# SUPPLIED DATA
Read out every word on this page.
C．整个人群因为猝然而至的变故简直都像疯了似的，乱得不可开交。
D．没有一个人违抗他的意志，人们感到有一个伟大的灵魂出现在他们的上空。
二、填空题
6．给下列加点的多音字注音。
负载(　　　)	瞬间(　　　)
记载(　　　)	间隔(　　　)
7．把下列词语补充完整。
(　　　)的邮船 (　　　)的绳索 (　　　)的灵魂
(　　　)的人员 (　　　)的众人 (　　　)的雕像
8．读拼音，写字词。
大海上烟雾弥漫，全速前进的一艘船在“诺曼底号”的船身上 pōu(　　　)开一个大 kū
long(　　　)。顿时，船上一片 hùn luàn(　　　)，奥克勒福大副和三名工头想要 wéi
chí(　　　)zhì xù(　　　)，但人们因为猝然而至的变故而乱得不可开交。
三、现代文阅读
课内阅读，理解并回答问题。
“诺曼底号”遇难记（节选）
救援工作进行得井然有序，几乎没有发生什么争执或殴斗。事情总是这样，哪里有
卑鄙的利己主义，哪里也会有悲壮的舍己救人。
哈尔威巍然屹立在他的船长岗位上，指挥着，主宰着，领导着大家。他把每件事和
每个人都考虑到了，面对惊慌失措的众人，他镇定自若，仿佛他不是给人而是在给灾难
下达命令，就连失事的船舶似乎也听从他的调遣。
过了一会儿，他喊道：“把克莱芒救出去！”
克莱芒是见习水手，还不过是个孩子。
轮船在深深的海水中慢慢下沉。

# THE PROBLEM
Transcribe the material above word for word.

# RESULT FOR THIS EXERCISE
Read out every word on this page.
C．整个人群因为猝然而至的变故简直都像疯了似的，乱得不可开交。
D．没有一个人违抗他的意志，人们感到有一个伟大的灵魂出现在他们的上空。
二、填空题
6．给下列加点的多音字注音。
负载(　　　)	瞬间(　　　)
记载(　　　)	间隔(　　　)
7．把下列词语补充完整。
(　　　)的邮船 (　　　)的绳索 (　　　)的灵魂
(　　　)的人员 (　　　)的众人 (　　　)的雕像
8．读拼音，写字词。
大海上烟雾弥漫，全速前进的一艘船在“诺曼底号”的船身上 pōu(　　　)开一个大 kū
long(　　　)。顿时，船上一片 hùn luàn(　　　)，奥克勒福大副和三名工头想要 wéi
chí(　　　)zhì xù(　　　)，但人们因为猝然而至的变故而乱得不可开交。
三、现代文阅读
课内阅读，理解并回答问题。
“诺曼底号”遇难记（节选）
救援工作进行得井然有序，几乎没有发生什么争执或殴斗。事情总是这样，哪里有
卑鄙的利己主义，哪里也会有悲壮的舍己救人。
哈尔威巍然屹立在他的船长岗位上，指挥着，主宰着，领导着大家。他把每件事和
每个人都考虑到了，面对惊慌失措的众人，他镇定自若，仿佛他不是给人而是在给灾难
下达命令，就连失事的船舶似乎也听从他的调遣。
过了一会儿，他喊道：“把克莱芒救出去！”
克莱芒是见习水手，还不过是个孩子。
轮船在深深的海水中慢慢下沉。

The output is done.